— start —

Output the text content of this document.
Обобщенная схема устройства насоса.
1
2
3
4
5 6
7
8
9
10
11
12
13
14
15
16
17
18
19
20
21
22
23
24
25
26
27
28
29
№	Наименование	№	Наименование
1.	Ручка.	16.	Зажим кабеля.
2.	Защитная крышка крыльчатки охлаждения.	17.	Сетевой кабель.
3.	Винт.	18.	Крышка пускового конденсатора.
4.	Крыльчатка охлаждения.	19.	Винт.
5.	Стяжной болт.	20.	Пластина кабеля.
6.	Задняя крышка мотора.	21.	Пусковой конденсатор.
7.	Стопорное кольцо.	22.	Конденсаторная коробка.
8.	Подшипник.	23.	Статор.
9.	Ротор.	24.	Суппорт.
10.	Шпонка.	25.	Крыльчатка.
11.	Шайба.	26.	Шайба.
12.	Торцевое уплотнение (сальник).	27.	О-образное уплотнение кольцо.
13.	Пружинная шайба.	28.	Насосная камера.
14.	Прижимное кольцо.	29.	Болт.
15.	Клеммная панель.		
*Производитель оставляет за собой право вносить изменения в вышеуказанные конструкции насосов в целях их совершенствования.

— end —

Tally the lines of the data that hold the string "Винт". Answer with the number and nothing more.

* [Expected answer]: 2